#### Information provided
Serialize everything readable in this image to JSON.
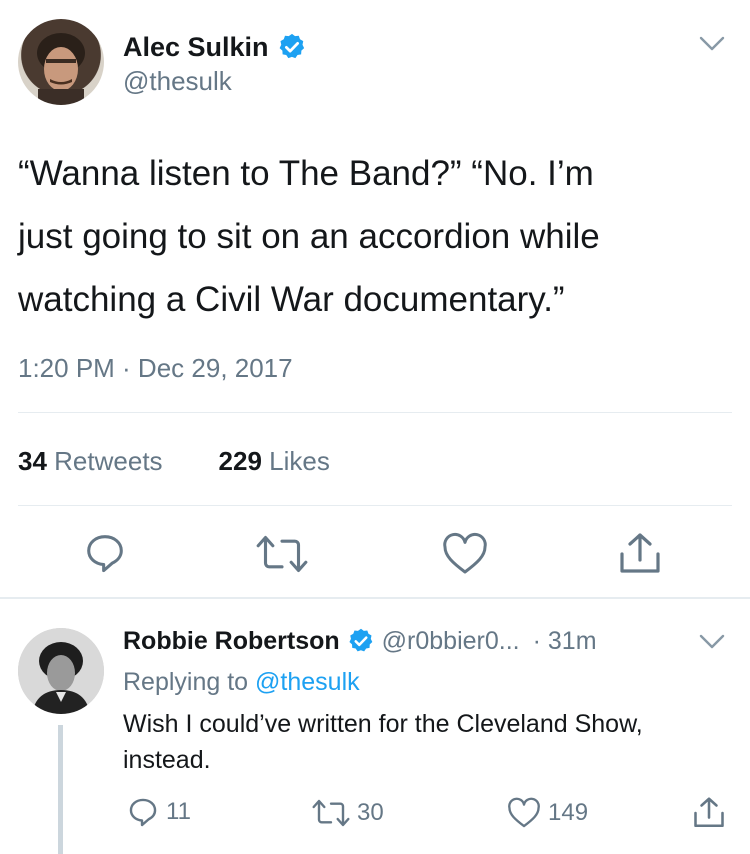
{
  "main_tweet": {
    "author_name": "Alec Sulkin",
    "handle": "@thesulk",
    "text_line1": "“Wanna listen to The Band?” “No. I’m",
    "text_line2": "just going to sit on an accordion while",
    "text_line3": "watching a Civil War documentary.”",
    "timestamp": "1:20 PM · Dec 29, 2017",
    "retweets_count": "34",
    "retweets_label": "Retweets",
    "likes_count": "229",
    "likes_label": "Likes"
  },
  "reply_tweet": {
    "author_name": "Robbie Robertson",
    "handle": "@r0bbier0...",
    "time": "· 31m",
    "replying_prefix": "Replying to",
    "replying_handle": "@thesulk",
    "text_line1": "Wish I could’ve written for the Cleveland Show,",
    "text_line2": "instead.",
    "reply_count": "11",
    "retweet_count": "30",
    "like_count": "149"
  },
  "colors": {
    "accent": "#1da1f2",
    "muted": "#657786",
    "divider": "#e6ecf0",
    "text": "#14171a"
  },
  "icons": [
    "chevron-down-icon",
    "verified-badge-icon",
    "reply-icon",
    "retweet-icon",
    "like-icon",
    "share-icon"
  ]
}
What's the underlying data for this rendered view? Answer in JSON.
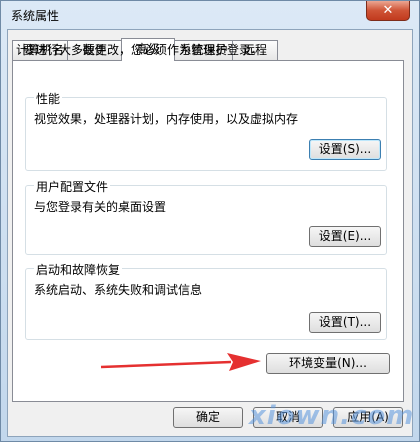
########
From start to finish, output the listing exactly, but omit its pictures.

Serialize everything readable in this image to JSON.
{
  "main_tweet": {
    "author_name": "Alec Sulkin",
    "handle": "@thesulk",
    "text_line1": "“Wanna listen to The Band?” “No. I’m",
    "text_line2": "just going to sit on an accordion while",
    "text_line3": "watching a Civil War documentary.”",
    "timestamp": "1:20 PM · Dec 29, 2017",
    "retweets_count": "34",
    "retweets_label": "Retweets",
    "likes_count": "229",
    "likes_label": "Likes"
  },
  "reply_tweet": {
    "author_name": "Robbie Robertson",
    "handle": "@r0bbier0...",
    "time": "· 31m",
    "replying_prefix": "Replying to",
    "replying_handle": "@thesulk",
    "text_line1": "Wish I could’ve written for the Cleveland Show,",
    "text_line2": "instead.",
    "reply_count": "11",
    "retweet_count": "30",
    "like_count": "149"
  },
  "colors": {
    "accent": "#1da1f2",
    "muted": "#657786",
    "divider": "#e6ecf0",
    "text": "#14171a"
  },
  "icons": [
    "chevron-down-icon",
    "verified-badge-icon",
    "reply-icon",
    "retweet-icon",
    "like-icon",
    "share-icon"
  ]
}
What's the underlying data for this rendered view? Answer in JSON.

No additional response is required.